> **What you should do**
Look through the lines below and extract each one that contains "εὐθεῖαν".

----- Data provided

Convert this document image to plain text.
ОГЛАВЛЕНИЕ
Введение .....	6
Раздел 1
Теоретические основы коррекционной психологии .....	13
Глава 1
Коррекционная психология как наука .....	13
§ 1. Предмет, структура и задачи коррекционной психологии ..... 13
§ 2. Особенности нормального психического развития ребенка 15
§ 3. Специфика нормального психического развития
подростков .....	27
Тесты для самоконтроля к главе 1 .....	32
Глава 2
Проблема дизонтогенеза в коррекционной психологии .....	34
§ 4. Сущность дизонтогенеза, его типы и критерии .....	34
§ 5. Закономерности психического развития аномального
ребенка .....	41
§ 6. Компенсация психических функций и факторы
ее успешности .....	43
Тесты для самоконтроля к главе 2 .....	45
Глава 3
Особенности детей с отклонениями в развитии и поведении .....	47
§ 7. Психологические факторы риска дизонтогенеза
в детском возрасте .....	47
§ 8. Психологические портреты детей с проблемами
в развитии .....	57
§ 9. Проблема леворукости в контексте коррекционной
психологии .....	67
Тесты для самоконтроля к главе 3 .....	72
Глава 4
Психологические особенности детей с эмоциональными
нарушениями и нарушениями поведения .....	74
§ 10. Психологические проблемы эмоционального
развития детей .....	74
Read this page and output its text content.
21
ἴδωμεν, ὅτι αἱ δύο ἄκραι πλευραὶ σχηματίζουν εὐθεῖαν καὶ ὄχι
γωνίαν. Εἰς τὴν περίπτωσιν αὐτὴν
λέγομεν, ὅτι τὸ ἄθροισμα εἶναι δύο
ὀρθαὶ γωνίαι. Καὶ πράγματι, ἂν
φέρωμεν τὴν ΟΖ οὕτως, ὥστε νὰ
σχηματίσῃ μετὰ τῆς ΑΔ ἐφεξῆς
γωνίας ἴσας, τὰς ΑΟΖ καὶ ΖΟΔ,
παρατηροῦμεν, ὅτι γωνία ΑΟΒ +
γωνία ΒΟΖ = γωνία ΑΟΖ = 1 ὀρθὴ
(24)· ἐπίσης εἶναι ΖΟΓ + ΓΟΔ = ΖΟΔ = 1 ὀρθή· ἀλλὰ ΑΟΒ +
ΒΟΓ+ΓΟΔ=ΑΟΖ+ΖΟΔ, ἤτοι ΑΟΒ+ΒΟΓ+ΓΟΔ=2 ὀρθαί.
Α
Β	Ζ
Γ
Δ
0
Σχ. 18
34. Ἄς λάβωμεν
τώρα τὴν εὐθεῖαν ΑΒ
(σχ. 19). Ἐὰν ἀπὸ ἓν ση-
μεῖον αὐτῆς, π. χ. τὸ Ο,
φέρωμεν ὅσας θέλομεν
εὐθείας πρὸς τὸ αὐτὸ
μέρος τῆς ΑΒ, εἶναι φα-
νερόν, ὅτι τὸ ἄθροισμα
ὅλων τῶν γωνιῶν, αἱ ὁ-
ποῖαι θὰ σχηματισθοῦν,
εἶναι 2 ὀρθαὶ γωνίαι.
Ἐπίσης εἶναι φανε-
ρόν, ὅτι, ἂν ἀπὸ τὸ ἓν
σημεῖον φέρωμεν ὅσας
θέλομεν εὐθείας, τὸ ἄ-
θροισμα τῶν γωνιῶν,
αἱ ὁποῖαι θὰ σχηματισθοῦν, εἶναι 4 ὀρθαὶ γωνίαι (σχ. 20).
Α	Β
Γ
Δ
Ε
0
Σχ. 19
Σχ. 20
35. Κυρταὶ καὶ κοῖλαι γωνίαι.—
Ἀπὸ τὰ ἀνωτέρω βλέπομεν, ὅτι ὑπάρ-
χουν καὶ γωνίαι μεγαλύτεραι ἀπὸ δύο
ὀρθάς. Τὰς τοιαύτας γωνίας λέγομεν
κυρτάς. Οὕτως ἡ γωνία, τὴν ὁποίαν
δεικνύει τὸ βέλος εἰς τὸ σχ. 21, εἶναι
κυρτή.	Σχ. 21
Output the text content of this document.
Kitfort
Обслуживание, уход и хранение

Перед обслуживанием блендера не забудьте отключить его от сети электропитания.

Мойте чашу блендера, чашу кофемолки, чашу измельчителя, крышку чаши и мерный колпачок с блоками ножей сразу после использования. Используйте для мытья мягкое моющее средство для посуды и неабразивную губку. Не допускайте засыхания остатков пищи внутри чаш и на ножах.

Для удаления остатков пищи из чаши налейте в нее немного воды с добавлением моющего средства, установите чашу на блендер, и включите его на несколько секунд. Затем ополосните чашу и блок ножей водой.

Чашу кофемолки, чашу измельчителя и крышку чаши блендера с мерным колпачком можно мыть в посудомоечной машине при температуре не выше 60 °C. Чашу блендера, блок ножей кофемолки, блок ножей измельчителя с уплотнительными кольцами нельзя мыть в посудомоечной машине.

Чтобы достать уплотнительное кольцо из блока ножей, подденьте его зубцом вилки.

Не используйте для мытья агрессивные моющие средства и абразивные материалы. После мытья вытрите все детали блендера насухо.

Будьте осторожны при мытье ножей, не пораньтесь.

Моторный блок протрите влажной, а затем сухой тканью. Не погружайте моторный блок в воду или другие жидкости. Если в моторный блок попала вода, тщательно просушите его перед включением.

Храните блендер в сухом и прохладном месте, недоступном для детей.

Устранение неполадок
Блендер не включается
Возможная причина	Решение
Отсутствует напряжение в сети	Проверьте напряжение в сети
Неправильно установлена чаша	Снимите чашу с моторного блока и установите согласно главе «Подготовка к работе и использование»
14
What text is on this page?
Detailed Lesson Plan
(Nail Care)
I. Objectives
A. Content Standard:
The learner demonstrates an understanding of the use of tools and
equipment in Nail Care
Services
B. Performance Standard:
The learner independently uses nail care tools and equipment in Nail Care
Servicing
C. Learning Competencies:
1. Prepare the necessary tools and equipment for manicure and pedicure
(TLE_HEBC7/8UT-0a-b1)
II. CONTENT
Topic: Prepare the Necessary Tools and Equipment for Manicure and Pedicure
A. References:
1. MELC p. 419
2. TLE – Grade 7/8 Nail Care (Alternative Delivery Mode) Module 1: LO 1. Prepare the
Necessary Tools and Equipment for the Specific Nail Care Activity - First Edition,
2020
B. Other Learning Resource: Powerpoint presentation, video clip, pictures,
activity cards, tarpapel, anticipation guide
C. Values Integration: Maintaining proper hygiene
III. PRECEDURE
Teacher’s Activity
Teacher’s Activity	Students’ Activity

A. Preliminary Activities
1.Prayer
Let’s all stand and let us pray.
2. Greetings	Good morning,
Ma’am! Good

----------

> **Response**
ἴδωμεν, ὅτι αἱ δύο ἄκραι πλευραὶ σχηματίζουν εὐθεῖαν καὶ ὄχι
τώρα τὴν εὐθεῖαν ΑΒ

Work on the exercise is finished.